• Exercise requirements:
All of the entries must be reproduced exactly, with no images carried over.

• Provided data:
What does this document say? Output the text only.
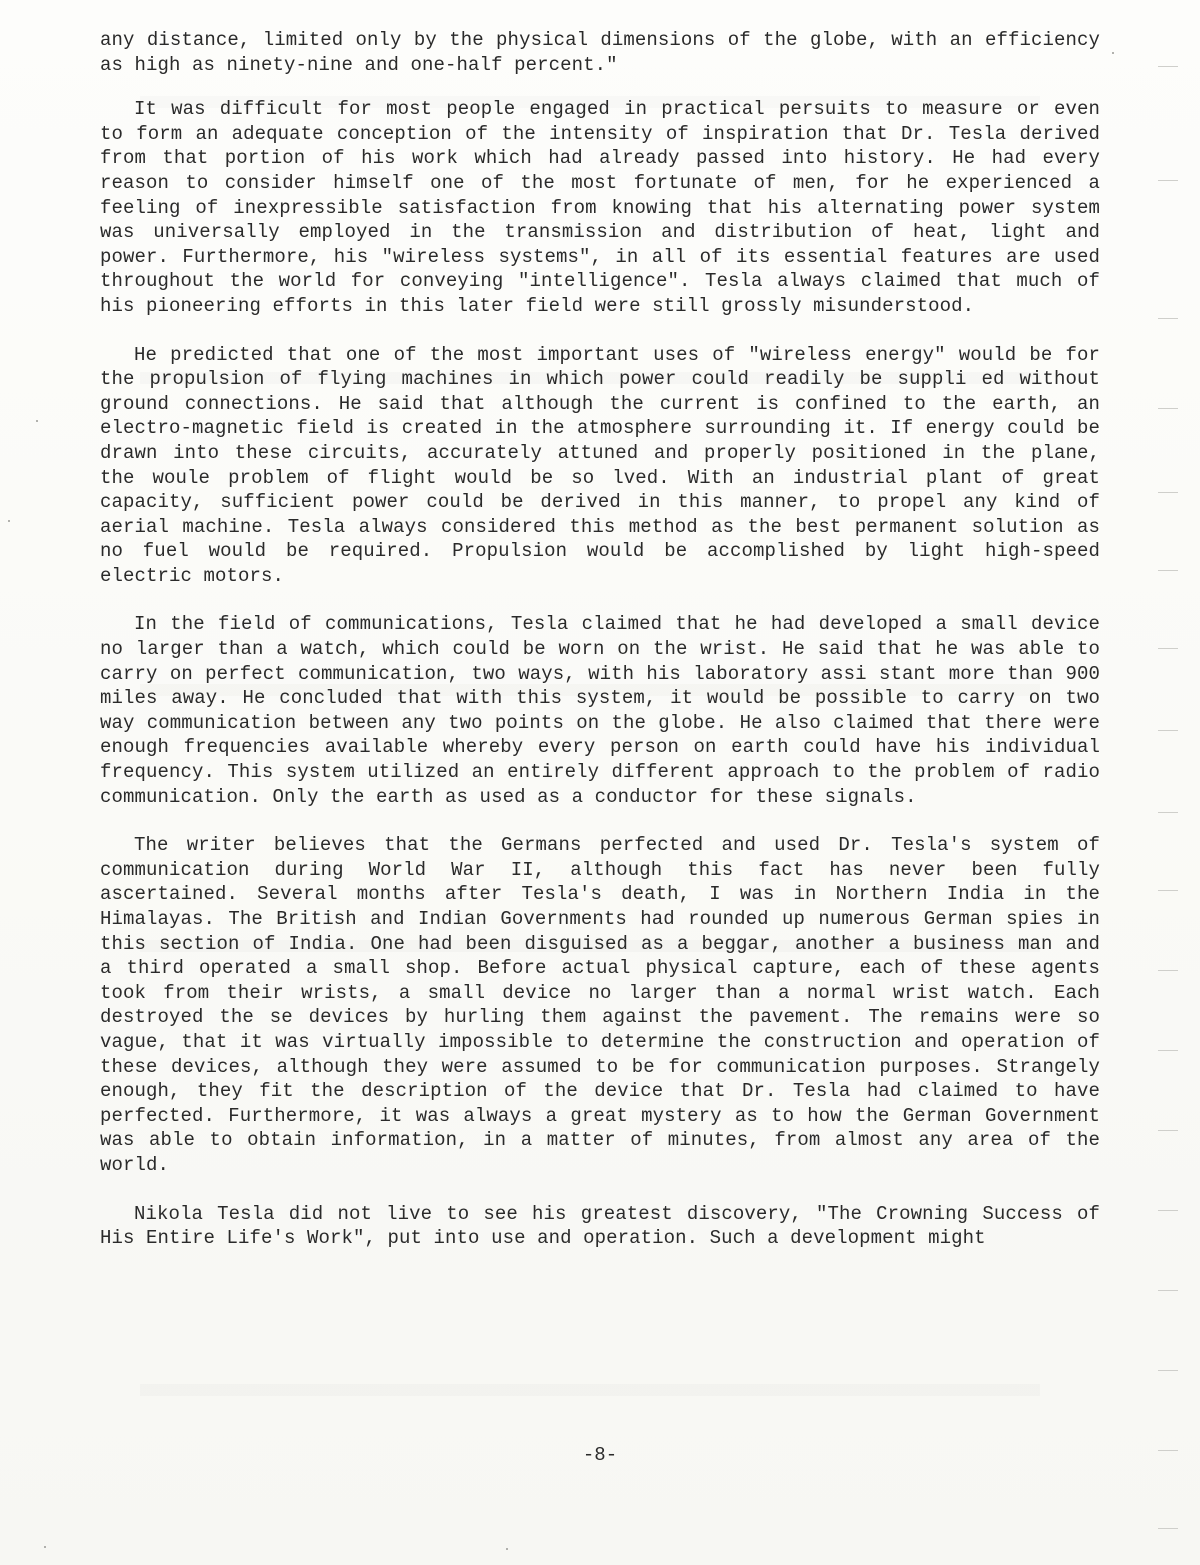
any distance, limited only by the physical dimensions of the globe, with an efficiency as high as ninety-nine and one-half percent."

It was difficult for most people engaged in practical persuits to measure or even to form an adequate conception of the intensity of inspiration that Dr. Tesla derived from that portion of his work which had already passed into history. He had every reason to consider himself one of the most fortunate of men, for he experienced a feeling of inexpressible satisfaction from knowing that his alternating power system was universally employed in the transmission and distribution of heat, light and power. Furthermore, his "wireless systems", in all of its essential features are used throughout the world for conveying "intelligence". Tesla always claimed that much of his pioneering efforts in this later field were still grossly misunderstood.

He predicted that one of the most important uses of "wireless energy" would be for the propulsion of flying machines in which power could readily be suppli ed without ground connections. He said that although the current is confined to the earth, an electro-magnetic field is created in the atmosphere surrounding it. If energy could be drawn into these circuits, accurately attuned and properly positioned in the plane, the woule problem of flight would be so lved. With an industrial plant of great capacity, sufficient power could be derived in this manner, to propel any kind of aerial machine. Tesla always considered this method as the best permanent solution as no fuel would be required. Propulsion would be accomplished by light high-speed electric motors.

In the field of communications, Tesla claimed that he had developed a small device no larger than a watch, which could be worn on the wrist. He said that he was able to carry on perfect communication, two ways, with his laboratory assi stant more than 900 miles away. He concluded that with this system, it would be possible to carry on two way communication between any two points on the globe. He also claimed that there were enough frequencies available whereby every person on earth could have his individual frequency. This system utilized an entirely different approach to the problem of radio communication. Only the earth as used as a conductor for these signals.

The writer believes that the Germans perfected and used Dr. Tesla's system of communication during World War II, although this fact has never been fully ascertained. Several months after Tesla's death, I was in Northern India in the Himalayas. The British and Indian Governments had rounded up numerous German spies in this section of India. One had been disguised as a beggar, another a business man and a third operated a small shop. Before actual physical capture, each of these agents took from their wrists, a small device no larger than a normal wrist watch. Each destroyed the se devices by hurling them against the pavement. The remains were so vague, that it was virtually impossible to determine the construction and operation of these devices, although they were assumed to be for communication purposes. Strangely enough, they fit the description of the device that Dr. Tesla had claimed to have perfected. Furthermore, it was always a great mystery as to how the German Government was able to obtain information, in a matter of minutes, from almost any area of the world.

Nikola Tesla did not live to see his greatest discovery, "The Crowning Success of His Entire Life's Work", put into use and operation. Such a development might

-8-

• Output of the exercise:
What does this document say? Output the text only.
any distance, limited only by the physical dimensions of the globe, with an efficiency as high as ninety-nine and one-half percent."

It was difficult for most people engaged in practical persuits to measure or even to form an adequate conception of the intensity of inspiration that Dr. Tesla derived from that portion of his work which had already passed into history. He had every reason to consider himself one of the most fortunate of men, for he experienced a feeling of inexpressible satisfaction from knowing that his alternating power system was universally employed in the transmission and distribution of heat, light and power. Furthermore, his "wireless systems", in all of its essential features are used throughout the world for conveying "intelligence". Tesla always claimed that much of his pioneering efforts in this later field were still grossly misunderstood.

He predicted that one of the most important uses of "wireless energy" would be for the propulsion of flying machines in which power could readily be suppli ed without ground connections. He said that although the current is confined to the earth, an electro-magnetic field is created in the atmosphere surrounding it. If energy could be drawn into these circuits, accurately attuned and properly positioned in the plane, the woule problem of flight would be so lved. With an industrial plant of great capacity, sufficient power could be derived in this manner, to propel any kind of aerial machine. Tesla always considered this method as the best permanent solution as no fuel would be required. Propulsion would be accomplished by light high-speed electric motors.

In the field of communications, Tesla claimed that he had developed a small device no larger than a watch, which could be worn on the wrist. He said that he was able to carry on perfect communication, two ways, with his laboratory assi stant more than 900 miles away. He concluded that with this system, it would be possible to carry on two way communication between any two points on the globe. He also claimed that there were enough frequencies available whereby every person on earth could have his individual frequency. This system utilized an entirely different approach to the problem of radio communication. Only the earth as used as a conductor for these signals.

The writer believes that the Germans perfected and used Dr. Tesla's system of communication during World War II, although this fact has never been fully ascertained. Several months after Tesla's death, I was in Northern India in the Himalayas. The British and Indian Governments had rounded up numerous German spies in this section of India. One had been disguised as a beggar, another a business man and a third operated a small shop. Before actual physical capture, each of these agents took from their wrists, a small device no larger than a normal wrist watch. Each destroyed the se devices by hurling them against the pavement. The remains were so vague, that it was virtually impossible to determine the construction and operation of these devices, although they were assumed to be for communication purposes. Strangely enough, they fit the description of the device that Dr. Tesla had claimed to have perfected. Furthermore, it was always a great mystery as to how the German Government was able to obtain information, in a matter of minutes, from almost any area of the world.

Nikola Tesla did not live to see his greatest discovery, "The Crowning Success of His Entire Life's Work", put into use and operation. Such a development might

-8-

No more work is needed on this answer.